▶ **Set task**
Check every line below for the word "http" and copy each one that has it.

▶ **Recorded data**

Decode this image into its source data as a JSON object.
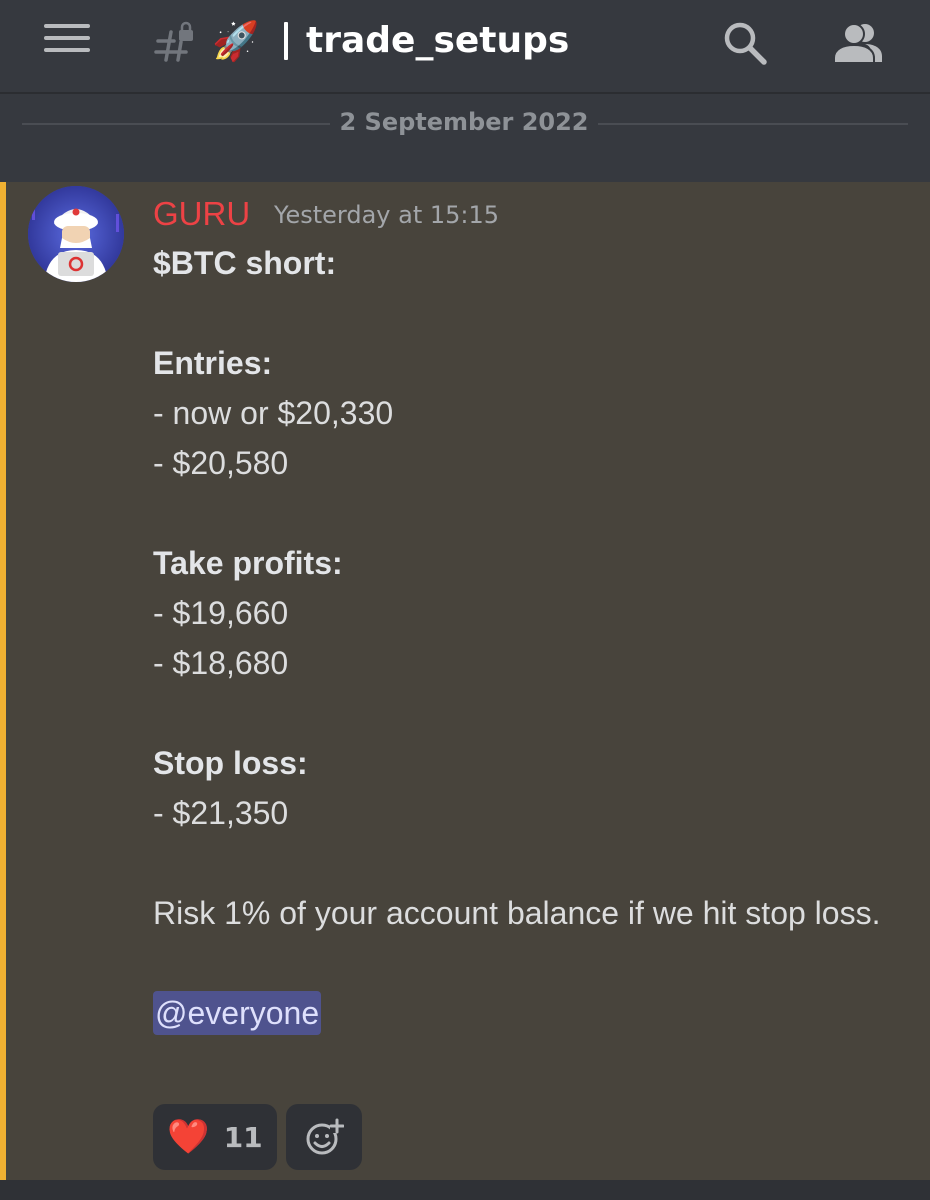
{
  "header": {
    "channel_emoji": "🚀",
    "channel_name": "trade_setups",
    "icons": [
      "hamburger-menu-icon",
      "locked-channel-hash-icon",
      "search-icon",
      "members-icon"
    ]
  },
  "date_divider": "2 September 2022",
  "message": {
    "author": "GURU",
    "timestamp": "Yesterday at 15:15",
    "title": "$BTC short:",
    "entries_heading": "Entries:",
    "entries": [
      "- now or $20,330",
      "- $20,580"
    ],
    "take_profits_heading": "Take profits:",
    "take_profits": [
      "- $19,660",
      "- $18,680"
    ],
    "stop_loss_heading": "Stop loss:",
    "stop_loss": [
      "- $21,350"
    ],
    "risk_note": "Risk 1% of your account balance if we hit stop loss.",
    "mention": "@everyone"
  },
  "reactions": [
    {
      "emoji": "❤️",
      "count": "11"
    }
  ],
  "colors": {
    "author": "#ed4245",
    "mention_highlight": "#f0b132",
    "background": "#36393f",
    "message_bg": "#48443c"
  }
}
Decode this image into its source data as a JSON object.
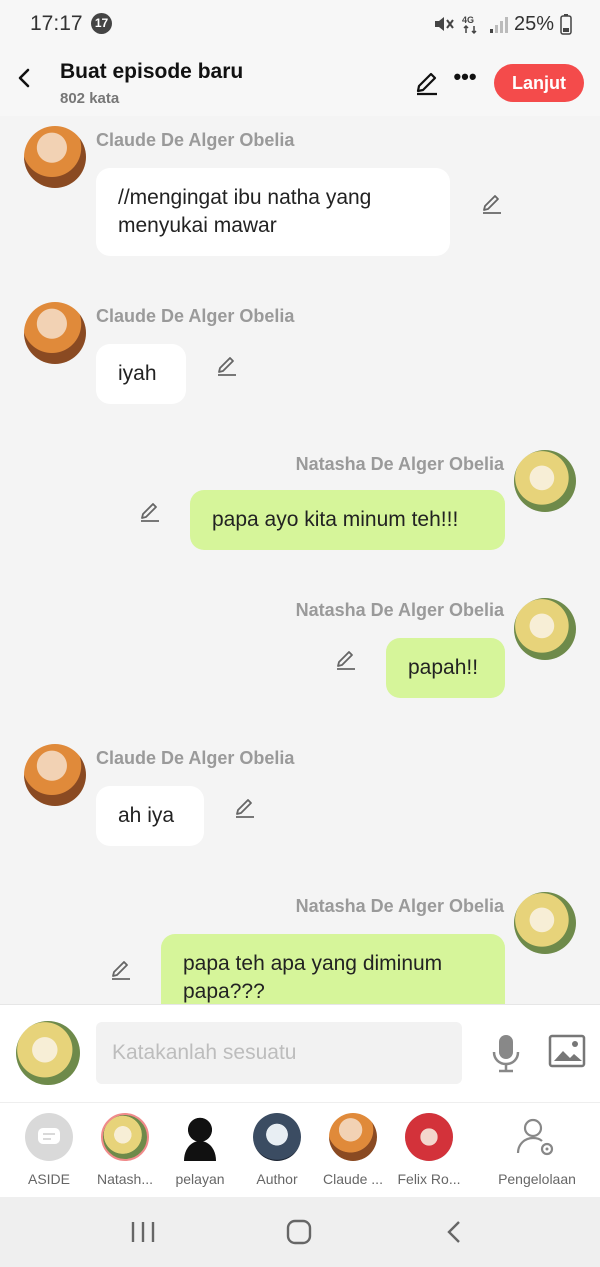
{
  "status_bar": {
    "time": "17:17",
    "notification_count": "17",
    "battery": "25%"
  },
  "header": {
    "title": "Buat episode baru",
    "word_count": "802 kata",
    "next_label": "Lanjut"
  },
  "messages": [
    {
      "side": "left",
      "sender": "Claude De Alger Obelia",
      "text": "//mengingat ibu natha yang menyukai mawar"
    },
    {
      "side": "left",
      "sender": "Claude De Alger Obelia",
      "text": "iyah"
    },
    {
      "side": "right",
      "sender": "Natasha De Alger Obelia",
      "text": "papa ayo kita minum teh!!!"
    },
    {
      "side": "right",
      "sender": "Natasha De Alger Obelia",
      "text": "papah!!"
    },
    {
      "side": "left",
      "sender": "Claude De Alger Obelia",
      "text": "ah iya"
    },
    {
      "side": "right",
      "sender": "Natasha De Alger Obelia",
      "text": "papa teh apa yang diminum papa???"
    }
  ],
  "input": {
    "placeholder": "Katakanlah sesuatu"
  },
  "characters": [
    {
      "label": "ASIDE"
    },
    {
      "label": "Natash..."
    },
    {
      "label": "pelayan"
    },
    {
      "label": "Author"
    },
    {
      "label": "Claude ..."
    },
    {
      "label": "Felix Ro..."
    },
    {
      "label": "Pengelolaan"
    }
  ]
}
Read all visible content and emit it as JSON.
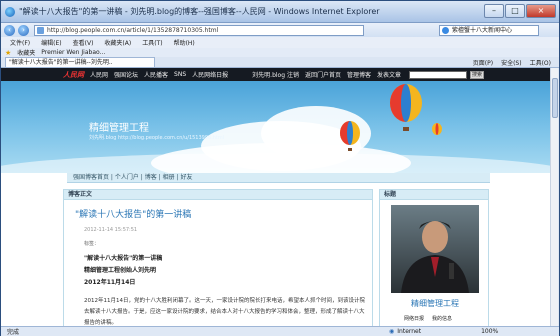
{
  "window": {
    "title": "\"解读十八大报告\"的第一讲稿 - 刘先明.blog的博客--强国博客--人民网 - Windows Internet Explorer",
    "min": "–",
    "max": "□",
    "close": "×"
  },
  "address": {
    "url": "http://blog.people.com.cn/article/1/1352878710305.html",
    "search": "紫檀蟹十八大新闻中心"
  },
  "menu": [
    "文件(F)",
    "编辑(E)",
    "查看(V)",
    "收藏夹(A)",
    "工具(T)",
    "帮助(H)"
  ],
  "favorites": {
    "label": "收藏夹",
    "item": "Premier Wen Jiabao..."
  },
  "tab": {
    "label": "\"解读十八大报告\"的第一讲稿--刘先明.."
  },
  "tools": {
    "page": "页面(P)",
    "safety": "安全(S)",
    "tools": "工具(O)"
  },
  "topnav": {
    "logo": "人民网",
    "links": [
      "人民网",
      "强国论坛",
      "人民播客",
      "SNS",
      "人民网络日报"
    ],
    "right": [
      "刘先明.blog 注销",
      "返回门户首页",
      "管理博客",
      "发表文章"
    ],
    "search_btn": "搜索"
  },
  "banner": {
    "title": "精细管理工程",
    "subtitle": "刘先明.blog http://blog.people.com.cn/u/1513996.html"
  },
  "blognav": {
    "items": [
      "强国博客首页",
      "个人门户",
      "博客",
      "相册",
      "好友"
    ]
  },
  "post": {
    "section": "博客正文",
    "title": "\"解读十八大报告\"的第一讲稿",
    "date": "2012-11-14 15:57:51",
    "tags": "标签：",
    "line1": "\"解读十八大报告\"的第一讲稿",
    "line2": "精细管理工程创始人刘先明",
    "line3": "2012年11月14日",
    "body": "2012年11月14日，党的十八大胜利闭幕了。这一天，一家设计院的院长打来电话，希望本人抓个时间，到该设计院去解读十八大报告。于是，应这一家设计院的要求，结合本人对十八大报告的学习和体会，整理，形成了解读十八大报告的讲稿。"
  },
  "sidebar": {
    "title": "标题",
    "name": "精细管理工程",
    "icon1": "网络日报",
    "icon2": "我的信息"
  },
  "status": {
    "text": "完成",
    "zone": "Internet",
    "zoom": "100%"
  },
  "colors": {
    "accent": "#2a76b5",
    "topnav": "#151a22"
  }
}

▶ **Response to the exercise**
    "url": "http://blog.people.com.cn/article/1/1352878710305.html",
    "subtitle": "刘先明.blog http://blog.people.com.cn/u/1513996.html"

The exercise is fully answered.